Data in this exercise:
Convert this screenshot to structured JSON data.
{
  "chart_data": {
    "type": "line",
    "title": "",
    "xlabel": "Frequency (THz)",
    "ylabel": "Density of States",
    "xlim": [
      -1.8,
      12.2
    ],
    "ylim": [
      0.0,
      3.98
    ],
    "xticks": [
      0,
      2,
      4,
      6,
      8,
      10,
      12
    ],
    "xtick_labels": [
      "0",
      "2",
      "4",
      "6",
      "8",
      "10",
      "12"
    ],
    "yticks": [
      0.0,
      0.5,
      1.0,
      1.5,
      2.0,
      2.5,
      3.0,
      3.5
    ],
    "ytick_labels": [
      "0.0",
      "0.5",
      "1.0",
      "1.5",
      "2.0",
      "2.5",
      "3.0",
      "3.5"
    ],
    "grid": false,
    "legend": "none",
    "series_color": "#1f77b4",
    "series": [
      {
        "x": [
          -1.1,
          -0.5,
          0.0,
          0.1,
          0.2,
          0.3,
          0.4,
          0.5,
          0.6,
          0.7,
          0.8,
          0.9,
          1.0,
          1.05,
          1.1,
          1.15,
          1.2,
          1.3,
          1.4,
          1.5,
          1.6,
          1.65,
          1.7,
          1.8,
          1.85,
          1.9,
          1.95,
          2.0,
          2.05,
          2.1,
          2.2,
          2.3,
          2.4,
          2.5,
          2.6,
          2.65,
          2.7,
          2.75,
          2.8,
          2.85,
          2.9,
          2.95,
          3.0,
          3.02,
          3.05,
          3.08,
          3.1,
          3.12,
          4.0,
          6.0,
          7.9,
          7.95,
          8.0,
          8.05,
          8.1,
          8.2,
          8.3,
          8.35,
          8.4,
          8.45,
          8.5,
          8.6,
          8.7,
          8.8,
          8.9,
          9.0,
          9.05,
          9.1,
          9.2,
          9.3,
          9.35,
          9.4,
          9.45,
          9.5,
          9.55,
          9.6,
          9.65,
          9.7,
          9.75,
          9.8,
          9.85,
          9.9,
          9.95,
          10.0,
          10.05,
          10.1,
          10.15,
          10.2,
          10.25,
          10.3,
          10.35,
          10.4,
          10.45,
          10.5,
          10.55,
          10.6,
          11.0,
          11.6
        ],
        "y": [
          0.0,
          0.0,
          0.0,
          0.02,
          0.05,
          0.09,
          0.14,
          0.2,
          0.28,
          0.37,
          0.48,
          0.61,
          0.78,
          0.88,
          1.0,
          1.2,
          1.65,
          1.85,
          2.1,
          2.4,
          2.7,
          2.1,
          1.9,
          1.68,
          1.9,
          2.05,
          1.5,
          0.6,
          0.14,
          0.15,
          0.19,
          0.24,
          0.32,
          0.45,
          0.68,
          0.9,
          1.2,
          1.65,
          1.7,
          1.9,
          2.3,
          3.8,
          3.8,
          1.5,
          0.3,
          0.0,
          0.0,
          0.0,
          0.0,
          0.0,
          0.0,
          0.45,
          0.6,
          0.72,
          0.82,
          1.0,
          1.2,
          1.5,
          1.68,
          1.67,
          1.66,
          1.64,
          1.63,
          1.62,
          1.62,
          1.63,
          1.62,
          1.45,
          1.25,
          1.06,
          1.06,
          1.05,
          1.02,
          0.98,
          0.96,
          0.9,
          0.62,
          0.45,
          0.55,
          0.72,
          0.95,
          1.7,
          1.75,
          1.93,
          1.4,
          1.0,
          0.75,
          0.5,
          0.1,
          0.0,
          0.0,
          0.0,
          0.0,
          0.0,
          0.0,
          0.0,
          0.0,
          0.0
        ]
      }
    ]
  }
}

What you need to do:
Transcribe every entry exactly, omitting nothing.

In response:
Convert this screenshot to structured JSON data.
{
  "chart_data": {
    "type": "line",
    "title": "",
    "xlabel": "Frequency (THz)",
    "ylabel": "Density of States",
    "xlim": [
      -1.8,
      12.2
    ],
    "ylim": [
      0.0,
      3.98
    ],
    "xticks": [
      0,
      2,
      4,
      6,
      8,
      10,
      12
    ],
    "xtick_labels": [
      "0",
      "2",
      "4",
      "6",
      "8",
      "10",
      "12"
    ],
    "yticks": [
      0.0,
      0.5,
      1.0,
      1.5,
      2.0,
      2.5,
      3.0,
      3.5
    ],
    "ytick_labels": [
      "0.0",
      "0.5",
      "1.0",
      "1.5",
      "2.0",
      "2.5",
      "3.0",
      "3.5"
    ],
    "grid": false,
    "legend": "none",
    "series_color": "#1f77b4",
    "series": [
      {
        "x": [
          -1.1,
          -0.5,
          0.0,
          0.1,
          0.2,
          0.3,
          0.4,
          0.5,
          0.6,
          0.7,
          0.8,
          0.9,
          1.0,
          1.05,
          1.1,
          1.15,
          1.2,
          1.3,
          1.4,
          1.5,
          1.6,
          1.65,
          1.7,
          1.8,
          1.85,
          1.9,
          1.95,
          2.0,
          2.05,
          2.1,
          2.2,
          2.3,
          2.4,
          2.5,
          2.6,
          2.65,
          2.7,
          2.75,
          2.8,
          2.85,
          2.9,
          2.95,
          3.0,
          3.02,
          3.05,
          3.08,
          3.1,
          3.12,
          4.0,
          6.0,
          7.9,
          7.95,
          8.0,
          8.05,
          8.1,
          8.2,
          8.3,
          8.35,
          8.4,
          8.45,
          8.5,
          8.6,
          8.7,
          8.8,
          8.9,
          9.0,
          9.05,
          9.1,
          9.2,
          9.3,
          9.35,
          9.4,
          9.45,
          9.5,
          9.55,
          9.6,
          9.65,
          9.7,
          9.75,
          9.8,
          9.85,
          9.9,
          9.95,
          10.0,
          10.05,
          10.1,
          10.15,
          10.2,
          10.25,
          10.3,
          10.35,
          10.4,
          10.45,
          10.5,
          10.55,
          10.6,
          11.0,
          11.6
        ],
        "y": [
          0.0,
          0.0,
          0.0,
          0.02,
          0.05,
          0.09,
          0.14,
          0.2,
          0.28,
          0.37,
          0.48,
          0.61,
          0.78,
          0.88,
          1.0,
          1.2,
          1.65,
          1.85,
          2.1,
          2.4,
          2.7,
          2.1,
          1.9,
          1.68,
          1.9,
          2.05,
          1.5,
          0.6,
          0.14,
          0.15,
          0.19,
          0.24,
          0.32,
          0.45,
          0.68,
          0.9,
          1.2,
          1.65,
          1.7,
          1.9,
          2.3,
          3.8,
          3.8,
          1.5,
          0.3,
          0.0,
          0.0,
          0.0,
          0.0,
          0.0,
          0.0,
          0.45,
          0.6,
          0.72,
          0.82,
          1.0,
          1.2,
          1.5,
          1.68,
          1.67,
          1.66,
          1.64,
          1.63,
          1.62,
          1.62,
          1.63,
          1.62,
          1.45,
          1.25,
          1.06,
          1.06,
          1.05,
          1.02,
          0.98,
          0.96,
          0.9,
          0.62,
          0.45,
          0.55,
          0.72,
          0.95,
          1.7,
          1.75,
          1.93,
          1.4,
          1.0,
          0.75,
          0.5,
          0.1,
          0.0,
          0.0,
          0.0,
          0.0,
          0.0,
          0.0,
          0.0,
          0.0,
          0.0
        ]
      }
    ]
  }
}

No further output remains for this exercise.